Given task =>
From the listing below, pick out each line with the word "left".

= = = = = = =

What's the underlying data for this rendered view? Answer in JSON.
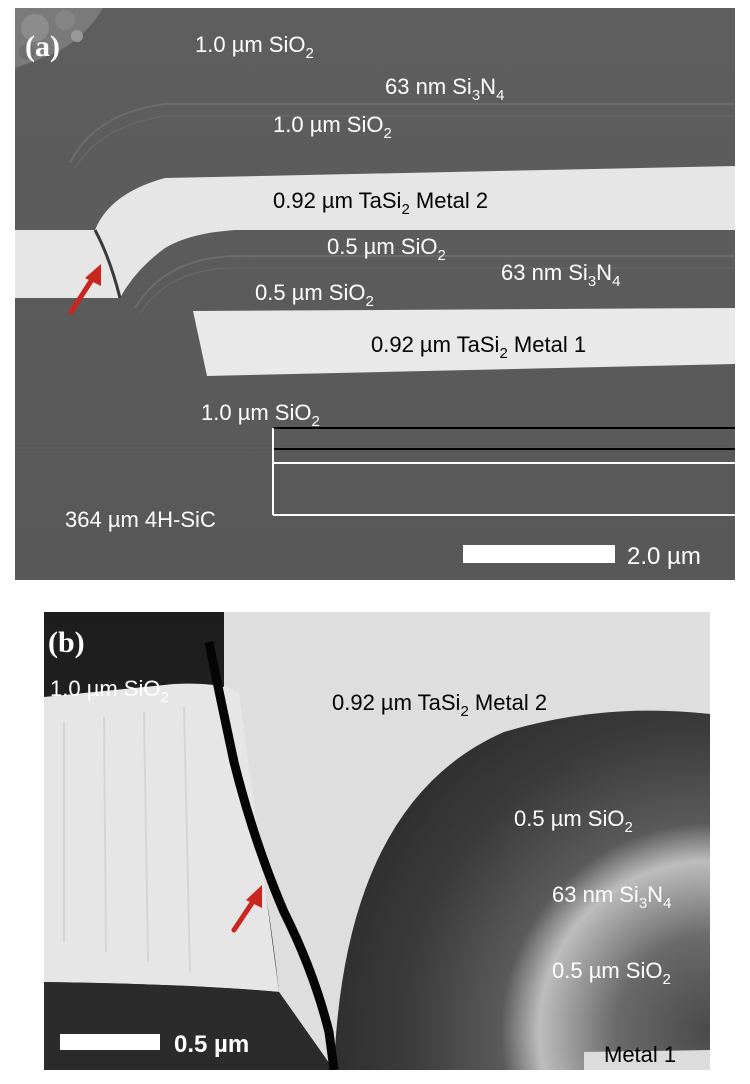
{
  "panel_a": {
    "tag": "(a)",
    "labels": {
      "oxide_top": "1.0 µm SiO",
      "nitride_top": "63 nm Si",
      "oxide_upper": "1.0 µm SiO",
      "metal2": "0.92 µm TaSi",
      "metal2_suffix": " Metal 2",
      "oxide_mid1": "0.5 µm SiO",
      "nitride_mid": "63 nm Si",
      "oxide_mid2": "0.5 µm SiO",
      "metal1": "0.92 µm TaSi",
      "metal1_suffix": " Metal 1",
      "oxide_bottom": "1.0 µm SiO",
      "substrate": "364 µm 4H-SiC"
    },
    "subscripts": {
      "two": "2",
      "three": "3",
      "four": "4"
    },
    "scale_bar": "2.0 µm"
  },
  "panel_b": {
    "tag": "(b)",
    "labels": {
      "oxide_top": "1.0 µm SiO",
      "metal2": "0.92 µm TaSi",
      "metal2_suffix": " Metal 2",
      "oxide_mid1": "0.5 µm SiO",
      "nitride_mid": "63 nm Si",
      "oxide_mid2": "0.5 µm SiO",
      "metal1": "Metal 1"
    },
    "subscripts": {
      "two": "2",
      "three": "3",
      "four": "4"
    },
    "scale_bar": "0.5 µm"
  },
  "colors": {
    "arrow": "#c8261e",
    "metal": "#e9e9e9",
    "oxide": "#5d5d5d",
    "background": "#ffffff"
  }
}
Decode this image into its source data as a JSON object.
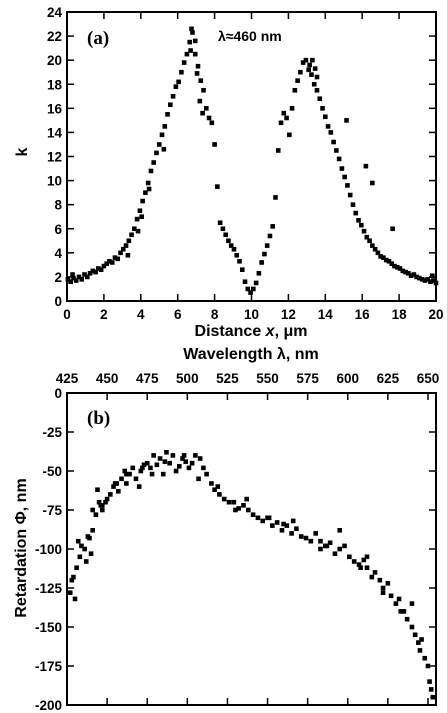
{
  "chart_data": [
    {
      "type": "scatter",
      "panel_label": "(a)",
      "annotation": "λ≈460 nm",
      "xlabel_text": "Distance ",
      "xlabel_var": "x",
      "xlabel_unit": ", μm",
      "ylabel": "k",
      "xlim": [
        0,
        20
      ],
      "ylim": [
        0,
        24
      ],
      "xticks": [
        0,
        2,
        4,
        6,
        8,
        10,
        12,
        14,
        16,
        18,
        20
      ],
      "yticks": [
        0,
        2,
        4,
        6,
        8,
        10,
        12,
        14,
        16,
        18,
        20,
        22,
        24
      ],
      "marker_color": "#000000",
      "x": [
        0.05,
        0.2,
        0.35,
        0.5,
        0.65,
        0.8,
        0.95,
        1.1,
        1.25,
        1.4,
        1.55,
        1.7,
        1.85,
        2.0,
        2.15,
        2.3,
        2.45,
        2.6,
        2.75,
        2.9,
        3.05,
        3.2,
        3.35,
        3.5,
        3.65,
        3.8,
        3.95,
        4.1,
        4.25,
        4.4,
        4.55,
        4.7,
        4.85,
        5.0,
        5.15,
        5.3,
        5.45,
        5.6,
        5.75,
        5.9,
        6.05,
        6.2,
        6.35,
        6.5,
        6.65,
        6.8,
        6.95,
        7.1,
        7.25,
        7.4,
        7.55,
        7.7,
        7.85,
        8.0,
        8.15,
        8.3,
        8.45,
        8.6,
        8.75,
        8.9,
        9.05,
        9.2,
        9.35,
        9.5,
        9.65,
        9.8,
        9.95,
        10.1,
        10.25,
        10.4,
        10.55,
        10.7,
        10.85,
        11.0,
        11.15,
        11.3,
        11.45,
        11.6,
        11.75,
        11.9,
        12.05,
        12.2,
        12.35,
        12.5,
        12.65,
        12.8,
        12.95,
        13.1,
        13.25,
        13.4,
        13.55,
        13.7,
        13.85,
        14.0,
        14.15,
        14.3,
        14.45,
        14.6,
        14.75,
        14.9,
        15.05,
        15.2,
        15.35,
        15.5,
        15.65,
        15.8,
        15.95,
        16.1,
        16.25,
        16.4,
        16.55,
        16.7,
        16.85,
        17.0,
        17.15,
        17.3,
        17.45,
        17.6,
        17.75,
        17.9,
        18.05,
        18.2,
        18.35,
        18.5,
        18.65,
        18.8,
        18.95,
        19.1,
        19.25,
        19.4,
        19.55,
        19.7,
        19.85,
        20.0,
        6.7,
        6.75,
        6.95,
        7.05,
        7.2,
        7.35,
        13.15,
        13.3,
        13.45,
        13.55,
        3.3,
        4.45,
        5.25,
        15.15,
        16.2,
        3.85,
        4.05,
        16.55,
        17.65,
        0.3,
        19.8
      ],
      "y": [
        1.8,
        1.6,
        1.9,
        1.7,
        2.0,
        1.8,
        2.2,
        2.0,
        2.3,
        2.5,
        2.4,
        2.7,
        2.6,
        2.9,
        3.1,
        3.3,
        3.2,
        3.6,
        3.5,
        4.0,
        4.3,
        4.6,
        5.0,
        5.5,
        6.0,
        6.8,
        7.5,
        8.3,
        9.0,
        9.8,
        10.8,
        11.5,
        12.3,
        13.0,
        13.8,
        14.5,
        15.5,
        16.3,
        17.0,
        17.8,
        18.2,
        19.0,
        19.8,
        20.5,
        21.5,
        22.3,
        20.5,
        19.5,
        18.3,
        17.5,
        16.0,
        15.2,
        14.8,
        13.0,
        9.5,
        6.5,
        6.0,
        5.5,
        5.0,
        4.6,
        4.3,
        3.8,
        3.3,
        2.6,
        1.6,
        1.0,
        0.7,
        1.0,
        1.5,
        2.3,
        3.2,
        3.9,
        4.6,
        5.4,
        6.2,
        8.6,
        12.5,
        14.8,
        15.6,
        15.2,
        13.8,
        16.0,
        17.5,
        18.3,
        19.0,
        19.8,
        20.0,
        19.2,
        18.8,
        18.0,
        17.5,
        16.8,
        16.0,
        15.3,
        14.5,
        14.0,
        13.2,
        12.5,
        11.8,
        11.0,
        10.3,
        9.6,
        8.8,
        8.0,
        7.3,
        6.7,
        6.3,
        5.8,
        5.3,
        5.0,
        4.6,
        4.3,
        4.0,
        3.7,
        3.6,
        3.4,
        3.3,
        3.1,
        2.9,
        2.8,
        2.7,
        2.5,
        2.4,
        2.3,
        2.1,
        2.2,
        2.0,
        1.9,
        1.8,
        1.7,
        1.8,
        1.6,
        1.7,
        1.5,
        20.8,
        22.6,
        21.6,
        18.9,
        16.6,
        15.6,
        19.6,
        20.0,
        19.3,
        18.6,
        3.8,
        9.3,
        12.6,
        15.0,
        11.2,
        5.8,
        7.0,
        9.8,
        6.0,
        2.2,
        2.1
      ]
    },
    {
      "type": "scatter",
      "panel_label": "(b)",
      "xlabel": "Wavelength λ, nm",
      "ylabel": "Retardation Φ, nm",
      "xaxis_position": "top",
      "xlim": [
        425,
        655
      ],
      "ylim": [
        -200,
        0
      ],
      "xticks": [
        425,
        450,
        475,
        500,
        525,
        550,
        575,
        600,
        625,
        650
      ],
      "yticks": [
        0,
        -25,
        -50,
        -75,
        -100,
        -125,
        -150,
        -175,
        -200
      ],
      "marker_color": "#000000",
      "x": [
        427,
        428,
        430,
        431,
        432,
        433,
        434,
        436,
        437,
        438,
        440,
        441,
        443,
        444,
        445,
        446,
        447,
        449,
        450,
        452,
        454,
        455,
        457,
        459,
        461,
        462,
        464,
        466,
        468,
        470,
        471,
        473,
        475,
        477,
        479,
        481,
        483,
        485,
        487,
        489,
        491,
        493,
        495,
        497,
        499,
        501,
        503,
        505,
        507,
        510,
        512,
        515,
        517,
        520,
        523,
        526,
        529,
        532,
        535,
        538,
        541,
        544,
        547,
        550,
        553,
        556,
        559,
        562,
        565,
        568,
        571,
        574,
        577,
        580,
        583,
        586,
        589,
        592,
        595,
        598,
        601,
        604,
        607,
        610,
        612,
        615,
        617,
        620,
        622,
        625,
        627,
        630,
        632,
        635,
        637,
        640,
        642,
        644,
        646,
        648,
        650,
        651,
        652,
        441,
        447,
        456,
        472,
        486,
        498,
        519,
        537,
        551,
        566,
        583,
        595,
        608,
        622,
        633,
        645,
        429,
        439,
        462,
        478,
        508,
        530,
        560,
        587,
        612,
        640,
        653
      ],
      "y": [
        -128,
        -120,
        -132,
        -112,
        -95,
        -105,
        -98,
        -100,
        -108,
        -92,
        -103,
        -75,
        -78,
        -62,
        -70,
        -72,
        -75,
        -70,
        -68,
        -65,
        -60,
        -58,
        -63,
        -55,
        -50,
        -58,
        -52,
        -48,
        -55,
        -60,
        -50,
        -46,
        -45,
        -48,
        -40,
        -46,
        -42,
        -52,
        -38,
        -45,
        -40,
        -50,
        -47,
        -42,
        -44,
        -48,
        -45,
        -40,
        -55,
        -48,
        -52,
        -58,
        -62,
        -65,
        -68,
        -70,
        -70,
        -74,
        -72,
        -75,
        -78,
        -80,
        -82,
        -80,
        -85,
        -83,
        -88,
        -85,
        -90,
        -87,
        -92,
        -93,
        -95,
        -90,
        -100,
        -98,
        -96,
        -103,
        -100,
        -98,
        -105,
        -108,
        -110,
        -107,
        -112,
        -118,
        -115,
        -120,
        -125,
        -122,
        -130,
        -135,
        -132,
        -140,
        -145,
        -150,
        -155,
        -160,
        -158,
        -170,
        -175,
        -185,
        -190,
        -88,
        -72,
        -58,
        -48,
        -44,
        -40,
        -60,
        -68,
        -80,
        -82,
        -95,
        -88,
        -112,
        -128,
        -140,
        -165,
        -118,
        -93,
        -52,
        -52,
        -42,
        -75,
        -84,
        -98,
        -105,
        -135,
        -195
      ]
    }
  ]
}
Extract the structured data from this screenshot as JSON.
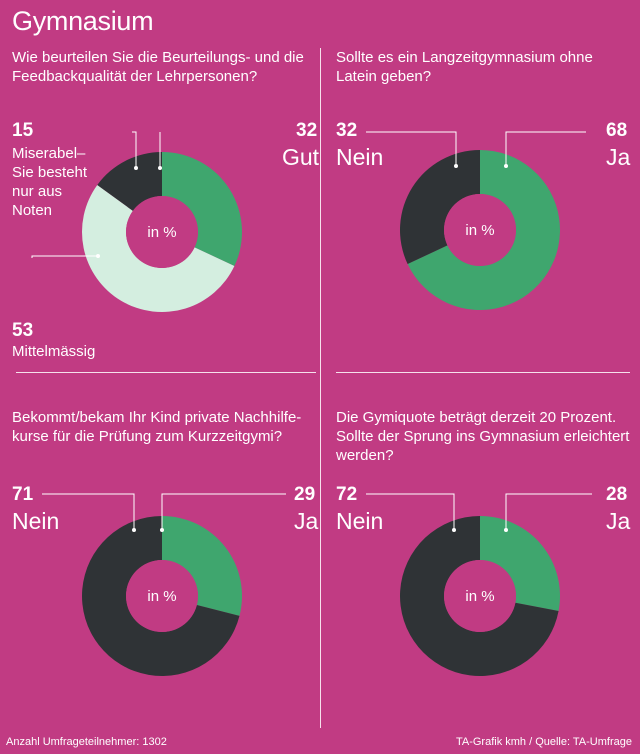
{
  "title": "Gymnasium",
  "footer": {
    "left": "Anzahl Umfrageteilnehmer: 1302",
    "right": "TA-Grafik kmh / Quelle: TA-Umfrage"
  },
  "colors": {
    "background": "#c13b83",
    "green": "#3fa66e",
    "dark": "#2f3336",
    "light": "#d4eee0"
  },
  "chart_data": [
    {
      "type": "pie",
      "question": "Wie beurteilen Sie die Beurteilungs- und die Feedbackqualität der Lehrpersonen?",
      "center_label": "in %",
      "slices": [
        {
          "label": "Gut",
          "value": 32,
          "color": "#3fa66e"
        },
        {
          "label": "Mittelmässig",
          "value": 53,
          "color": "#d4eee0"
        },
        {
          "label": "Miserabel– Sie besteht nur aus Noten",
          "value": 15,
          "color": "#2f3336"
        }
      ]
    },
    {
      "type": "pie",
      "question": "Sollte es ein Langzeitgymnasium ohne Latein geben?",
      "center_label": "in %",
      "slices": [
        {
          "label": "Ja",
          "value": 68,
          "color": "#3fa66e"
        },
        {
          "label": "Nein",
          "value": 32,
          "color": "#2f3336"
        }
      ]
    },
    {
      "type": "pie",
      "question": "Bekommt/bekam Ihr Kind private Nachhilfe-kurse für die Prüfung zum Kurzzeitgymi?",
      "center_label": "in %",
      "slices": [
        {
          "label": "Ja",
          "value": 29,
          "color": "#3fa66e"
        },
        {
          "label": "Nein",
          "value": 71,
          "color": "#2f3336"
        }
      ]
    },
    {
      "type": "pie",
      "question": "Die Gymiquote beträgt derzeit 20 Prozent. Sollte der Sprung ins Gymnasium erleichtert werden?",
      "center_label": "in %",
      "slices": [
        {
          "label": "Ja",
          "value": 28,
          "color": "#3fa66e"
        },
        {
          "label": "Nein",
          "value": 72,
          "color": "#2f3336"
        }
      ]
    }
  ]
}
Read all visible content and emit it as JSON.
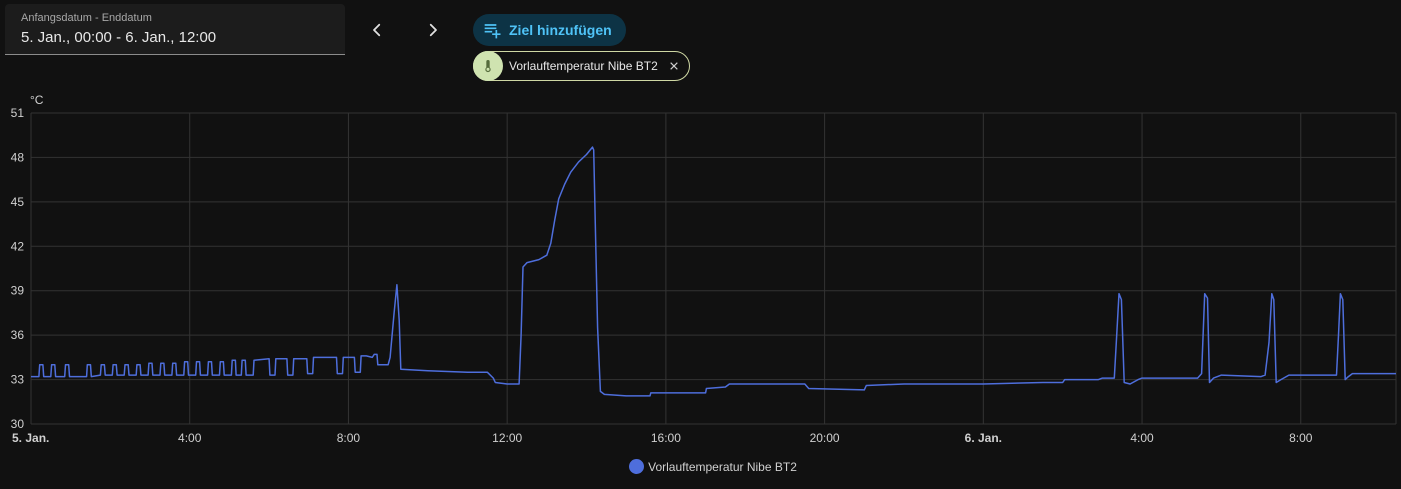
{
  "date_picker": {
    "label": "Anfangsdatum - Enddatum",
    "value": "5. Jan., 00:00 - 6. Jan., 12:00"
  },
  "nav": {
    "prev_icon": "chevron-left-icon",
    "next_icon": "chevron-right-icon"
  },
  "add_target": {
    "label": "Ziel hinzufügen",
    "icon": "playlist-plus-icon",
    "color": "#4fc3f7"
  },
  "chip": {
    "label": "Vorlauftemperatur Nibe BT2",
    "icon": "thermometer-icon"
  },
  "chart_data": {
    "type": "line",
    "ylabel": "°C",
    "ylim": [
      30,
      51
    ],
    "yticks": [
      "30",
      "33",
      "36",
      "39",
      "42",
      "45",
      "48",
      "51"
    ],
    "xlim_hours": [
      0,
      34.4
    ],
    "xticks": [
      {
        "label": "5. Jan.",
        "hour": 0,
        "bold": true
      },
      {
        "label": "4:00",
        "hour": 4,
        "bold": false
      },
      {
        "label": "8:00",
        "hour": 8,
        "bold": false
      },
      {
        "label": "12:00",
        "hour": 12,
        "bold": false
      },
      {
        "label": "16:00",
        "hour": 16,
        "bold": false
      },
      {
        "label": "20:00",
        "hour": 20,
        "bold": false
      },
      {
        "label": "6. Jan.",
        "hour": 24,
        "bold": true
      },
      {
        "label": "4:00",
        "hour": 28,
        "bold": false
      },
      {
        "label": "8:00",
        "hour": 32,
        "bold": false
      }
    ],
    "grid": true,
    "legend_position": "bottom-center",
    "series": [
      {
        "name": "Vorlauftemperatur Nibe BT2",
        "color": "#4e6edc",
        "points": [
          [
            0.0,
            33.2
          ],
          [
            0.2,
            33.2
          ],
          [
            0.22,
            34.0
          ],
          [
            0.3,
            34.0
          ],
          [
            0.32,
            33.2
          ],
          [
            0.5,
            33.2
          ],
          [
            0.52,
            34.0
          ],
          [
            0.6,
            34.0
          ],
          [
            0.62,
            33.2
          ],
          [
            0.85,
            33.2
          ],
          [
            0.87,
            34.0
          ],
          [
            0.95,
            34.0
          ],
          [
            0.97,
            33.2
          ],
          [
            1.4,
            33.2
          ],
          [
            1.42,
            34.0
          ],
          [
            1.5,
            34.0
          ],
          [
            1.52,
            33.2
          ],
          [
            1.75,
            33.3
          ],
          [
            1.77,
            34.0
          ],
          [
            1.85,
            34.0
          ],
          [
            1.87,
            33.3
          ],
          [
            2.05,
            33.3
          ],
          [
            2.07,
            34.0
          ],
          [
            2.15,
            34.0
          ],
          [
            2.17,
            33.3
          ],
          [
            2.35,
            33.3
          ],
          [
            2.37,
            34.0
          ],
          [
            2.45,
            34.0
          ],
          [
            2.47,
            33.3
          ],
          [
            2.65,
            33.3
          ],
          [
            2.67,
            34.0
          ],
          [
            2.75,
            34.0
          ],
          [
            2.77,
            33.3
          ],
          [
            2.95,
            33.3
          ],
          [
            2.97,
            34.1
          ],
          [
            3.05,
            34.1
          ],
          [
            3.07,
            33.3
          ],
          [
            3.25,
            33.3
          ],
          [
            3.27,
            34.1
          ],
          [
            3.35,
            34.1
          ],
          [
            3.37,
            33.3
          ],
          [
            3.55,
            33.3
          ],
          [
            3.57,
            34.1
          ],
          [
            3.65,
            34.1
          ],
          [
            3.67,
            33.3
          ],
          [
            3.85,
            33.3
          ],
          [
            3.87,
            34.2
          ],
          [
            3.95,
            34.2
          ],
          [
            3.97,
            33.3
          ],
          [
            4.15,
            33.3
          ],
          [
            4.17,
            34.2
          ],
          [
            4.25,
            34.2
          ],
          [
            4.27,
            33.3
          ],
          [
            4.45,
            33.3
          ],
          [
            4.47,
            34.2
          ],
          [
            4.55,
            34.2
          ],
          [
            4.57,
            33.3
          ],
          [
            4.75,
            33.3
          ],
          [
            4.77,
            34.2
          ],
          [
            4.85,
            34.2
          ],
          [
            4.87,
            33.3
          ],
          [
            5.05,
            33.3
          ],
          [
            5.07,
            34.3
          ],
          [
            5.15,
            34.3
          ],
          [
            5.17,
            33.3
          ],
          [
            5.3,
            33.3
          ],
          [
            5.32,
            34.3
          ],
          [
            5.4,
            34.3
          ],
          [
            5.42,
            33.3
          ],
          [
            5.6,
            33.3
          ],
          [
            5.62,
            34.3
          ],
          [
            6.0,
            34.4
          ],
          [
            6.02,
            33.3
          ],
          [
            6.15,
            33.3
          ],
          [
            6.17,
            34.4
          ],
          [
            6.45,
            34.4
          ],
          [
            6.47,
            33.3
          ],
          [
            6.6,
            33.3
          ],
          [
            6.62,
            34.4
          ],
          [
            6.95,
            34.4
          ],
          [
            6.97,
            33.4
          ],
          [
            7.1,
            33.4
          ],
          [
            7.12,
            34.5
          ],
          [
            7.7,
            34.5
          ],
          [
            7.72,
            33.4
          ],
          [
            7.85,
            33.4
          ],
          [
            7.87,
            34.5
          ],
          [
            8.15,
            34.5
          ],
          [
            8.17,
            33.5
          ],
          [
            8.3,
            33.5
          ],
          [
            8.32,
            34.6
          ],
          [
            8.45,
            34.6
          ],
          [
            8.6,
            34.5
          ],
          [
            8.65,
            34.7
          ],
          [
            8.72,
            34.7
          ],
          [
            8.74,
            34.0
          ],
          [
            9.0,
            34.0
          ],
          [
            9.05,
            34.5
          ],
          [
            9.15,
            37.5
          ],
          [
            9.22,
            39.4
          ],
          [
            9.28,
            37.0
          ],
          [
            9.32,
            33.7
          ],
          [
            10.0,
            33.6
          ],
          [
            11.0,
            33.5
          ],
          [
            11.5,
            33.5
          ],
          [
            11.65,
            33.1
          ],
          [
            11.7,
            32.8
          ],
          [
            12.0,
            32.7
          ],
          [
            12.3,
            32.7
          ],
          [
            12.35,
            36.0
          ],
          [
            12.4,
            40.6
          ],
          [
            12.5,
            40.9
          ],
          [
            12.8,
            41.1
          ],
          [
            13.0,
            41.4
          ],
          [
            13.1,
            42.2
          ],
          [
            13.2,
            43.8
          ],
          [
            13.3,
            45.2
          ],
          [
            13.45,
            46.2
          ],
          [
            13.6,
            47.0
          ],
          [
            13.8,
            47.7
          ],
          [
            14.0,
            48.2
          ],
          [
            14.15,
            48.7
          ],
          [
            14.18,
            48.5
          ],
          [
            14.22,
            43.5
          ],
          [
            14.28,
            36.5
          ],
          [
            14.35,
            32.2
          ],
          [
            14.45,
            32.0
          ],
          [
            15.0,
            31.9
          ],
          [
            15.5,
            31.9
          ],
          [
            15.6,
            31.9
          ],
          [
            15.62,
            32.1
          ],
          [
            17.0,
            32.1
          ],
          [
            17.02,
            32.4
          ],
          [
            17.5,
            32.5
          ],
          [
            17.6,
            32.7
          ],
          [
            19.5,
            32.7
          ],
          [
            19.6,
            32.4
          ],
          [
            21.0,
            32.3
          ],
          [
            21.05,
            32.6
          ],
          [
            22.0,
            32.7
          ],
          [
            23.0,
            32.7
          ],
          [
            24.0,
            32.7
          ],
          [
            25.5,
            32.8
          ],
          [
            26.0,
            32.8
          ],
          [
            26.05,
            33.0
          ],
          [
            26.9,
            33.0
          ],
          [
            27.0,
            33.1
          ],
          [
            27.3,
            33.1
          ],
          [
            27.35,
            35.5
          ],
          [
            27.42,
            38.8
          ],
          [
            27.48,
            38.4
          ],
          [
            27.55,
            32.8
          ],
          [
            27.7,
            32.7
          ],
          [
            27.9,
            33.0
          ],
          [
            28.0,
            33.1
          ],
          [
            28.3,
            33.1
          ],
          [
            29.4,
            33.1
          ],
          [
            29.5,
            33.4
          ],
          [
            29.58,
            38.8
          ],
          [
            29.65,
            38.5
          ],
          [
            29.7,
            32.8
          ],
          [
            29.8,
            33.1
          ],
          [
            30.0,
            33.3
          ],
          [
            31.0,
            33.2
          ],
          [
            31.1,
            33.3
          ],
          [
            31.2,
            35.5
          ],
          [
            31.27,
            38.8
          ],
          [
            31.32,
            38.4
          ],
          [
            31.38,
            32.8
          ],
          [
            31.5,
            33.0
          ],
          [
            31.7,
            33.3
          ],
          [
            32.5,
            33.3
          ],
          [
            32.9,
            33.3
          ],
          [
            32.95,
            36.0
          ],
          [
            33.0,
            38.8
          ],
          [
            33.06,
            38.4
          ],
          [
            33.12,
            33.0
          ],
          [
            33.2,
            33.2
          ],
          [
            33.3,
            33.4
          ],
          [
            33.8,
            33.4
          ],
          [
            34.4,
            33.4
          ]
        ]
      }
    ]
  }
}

= = = = = = =

Task result =>
    "left": "Anzahl Umfrageteilnehmer: 1302",
    "prev_icon": "chevron-left-icon",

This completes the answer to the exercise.